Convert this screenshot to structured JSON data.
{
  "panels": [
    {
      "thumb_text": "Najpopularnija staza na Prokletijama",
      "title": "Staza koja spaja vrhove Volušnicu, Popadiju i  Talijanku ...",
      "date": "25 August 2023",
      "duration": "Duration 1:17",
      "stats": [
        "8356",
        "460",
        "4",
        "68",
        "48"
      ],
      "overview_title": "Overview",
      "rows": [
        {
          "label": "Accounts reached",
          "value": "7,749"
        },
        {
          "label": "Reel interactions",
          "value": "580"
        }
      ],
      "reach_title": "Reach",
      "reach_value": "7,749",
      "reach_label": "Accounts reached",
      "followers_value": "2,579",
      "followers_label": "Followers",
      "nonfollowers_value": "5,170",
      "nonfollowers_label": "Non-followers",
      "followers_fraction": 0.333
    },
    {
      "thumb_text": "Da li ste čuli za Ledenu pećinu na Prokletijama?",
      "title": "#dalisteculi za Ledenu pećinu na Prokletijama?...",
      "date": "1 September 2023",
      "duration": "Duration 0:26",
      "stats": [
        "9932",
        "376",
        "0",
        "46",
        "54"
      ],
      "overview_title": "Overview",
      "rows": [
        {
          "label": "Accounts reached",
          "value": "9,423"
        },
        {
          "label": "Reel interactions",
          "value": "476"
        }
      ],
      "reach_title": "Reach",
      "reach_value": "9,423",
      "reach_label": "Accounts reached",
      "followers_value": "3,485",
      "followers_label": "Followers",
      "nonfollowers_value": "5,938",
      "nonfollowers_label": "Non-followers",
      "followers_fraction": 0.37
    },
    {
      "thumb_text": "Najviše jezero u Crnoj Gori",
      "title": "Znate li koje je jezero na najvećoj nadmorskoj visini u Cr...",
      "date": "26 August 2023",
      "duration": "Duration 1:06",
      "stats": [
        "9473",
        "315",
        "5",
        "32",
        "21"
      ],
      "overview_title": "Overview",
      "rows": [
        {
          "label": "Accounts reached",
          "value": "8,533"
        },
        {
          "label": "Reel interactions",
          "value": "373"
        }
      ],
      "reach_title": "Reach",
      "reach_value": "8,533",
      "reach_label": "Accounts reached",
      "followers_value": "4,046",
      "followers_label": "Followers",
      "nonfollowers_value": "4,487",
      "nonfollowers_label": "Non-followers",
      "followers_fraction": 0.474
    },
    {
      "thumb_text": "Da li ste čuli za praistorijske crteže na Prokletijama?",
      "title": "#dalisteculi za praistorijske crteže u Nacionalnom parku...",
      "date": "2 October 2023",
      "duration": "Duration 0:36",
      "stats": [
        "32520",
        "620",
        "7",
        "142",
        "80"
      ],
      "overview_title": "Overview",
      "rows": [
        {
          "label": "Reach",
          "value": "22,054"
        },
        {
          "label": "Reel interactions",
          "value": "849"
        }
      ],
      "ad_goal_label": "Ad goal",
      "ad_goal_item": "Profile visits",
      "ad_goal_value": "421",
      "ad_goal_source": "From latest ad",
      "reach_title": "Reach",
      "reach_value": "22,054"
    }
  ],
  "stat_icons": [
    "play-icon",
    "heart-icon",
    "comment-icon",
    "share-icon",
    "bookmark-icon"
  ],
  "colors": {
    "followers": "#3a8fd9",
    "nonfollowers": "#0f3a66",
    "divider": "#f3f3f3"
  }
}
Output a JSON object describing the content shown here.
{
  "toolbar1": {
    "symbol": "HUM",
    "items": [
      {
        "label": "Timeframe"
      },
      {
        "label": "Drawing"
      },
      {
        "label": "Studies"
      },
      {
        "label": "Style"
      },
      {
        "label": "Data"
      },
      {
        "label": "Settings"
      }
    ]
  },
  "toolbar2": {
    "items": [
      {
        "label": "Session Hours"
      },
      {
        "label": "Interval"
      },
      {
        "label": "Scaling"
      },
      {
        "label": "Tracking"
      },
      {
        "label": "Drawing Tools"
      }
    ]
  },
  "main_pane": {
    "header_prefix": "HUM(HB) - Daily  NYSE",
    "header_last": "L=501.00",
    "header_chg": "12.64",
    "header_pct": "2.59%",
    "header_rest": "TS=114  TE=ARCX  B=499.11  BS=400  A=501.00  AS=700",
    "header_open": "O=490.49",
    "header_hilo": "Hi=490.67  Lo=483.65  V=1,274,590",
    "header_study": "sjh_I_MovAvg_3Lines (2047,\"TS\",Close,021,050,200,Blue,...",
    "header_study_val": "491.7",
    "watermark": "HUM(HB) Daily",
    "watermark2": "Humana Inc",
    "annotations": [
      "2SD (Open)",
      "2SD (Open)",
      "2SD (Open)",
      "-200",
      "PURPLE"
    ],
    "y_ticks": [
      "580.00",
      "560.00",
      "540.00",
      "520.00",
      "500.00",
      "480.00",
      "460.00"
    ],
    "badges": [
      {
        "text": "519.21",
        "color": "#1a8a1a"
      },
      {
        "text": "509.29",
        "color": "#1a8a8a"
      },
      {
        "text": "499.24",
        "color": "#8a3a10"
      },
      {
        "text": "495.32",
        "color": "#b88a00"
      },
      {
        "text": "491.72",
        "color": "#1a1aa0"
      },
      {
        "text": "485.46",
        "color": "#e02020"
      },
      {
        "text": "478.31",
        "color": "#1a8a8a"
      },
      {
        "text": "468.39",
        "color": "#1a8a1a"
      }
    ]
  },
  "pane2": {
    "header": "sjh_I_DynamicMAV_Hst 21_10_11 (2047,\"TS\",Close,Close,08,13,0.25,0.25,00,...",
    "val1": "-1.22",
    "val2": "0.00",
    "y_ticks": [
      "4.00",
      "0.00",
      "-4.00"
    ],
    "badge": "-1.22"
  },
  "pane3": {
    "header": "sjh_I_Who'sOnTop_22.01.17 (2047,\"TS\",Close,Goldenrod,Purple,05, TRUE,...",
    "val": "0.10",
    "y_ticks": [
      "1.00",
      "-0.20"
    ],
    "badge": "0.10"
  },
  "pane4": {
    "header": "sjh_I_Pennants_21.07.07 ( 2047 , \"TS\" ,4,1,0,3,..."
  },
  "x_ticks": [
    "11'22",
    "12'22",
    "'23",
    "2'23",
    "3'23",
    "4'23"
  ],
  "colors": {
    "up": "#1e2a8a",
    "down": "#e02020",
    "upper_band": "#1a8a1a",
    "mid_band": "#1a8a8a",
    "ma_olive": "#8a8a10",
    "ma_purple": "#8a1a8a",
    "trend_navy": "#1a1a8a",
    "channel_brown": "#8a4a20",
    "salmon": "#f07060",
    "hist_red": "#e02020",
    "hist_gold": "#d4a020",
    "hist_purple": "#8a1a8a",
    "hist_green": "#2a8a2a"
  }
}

**EXERCISE AIM:** Go through the listing above and return every line where the word "Duration" occurs.

**OUTPUT BELOW:**
      "duration": "Duration 1:17",
      "duration": "Duration 0:26",
      "duration": "Duration 1:06",
      "duration": "Duration 0:36",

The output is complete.